─── Entries shown ───
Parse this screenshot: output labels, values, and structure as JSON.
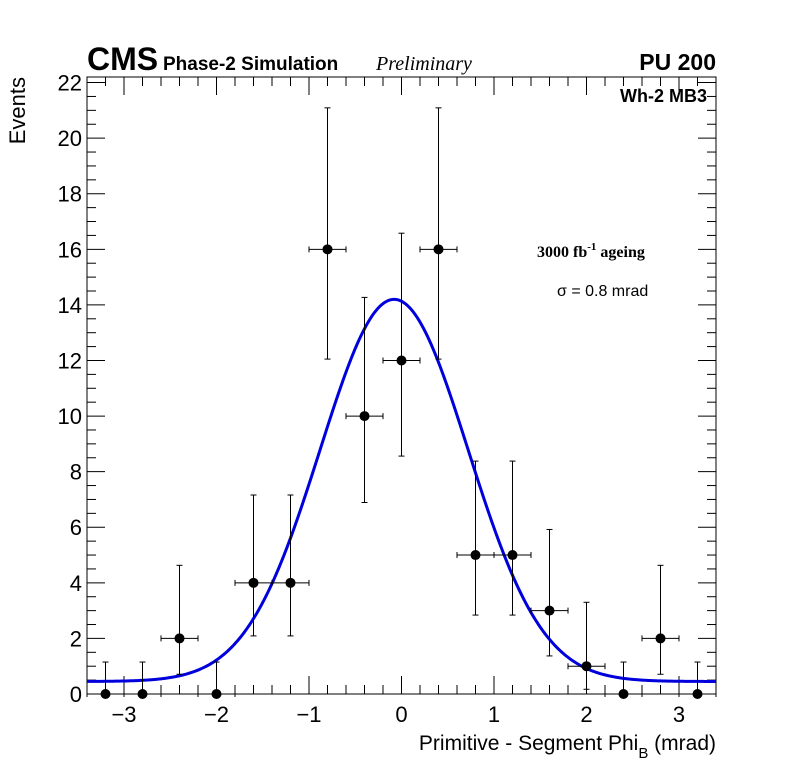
{
  "chart_data": {
    "type": "scatter",
    "title": "",
    "header": {
      "experiment": "CMS",
      "phase": "Phase-2 Simulation",
      "status": "Preliminary",
      "pileup": "PU 200"
    },
    "channel_label": "Wh-2 MB3",
    "ageing_label": "3000 fb",
    "ageing_sup": "-1",
    "ageing_suffix": " ageing",
    "sigma_label": "σ = 0.8 mrad",
    "xlabel": "Primitive - Segment Phi",
    "xlabel_sub": "B",
    "xlabel_unit": " (mrad)",
    "ylabel": "Events",
    "xlim": [
      -3.4,
      3.4
    ],
    "ylim": [
      0,
      22.2
    ],
    "x_ticks": [
      -3,
      -2,
      -1,
      0,
      1,
      2,
      3
    ],
    "x_tick_labels": [
      "−3",
      "−2",
      "−1",
      "0",
      "1",
      "2",
      "3"
    ],
    "y_ticks": [
      0,
      2,
      4,
      6,
      8,
      10,
      12,
      14,
      16,
      18,
      20,
      22
    ],
    "y_tick_labels": [
      "0",
      "2",
      "4",
      "6",
      "8",
      "10",
      "12",
      "14",
      "16",
      "18",
      "20",
      "22"
    ],
    "bin_half_width": 0.2,
    "series": [
      {
        "name": "Events",
        "x": [
          -3.2,
          -2.8,
          -2.4,
          -2.0,
          -1.6,
          -1.2,
          -0.8,
          -0.4,
          0.0,
          0.4,
          0.8,
          1.2,
          1.6,
          2.0,
          2.4,
          2.8,
          3.2
        ],
        "y": [
          0,
          0,
          2,
          0,
          4,
          4,
          16,
          10,
          12,
          16,
          5,
          5,
          3,
          1,
          0,
          2,
          0
        ],
        "err_low": [
          0,
          0,
          1.29,
          0,
          1.91,
          1.91,
          3.95,
          3.11,
          3.44,
          3.95,
          2.16,
          2.16,
          1.63,
          0.83,
          0,
          1.29,
          0
        ],
        "err_high": [
          1.15,
          1.15,
          2.63,
          1.15,
          3.16,
          3.16,
          5.09,
          4.27,
          4.58,
          5.09,
          3.38,
          3.38,
          2.92,
          2.3,
          1.15,
          2.63,
          1.15
        ]
      }
    ],
    "fit": {
      "name": "Gaussian fit",
      "function": "gaussian",
      "constant": 0.45,
      "amplitude": 13.75,
      "mean": -0.08,
      "sigma": 0.8,
      "color": "#0000dd"
    }
  }
}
───
→ **Problem description**: Pick out each line containing "mrad" and report it.

→ **Answer for this exercise**:
    "sigma_label": "σ = 0.8 mrad",
    "xlabel_unit": " (mrad)",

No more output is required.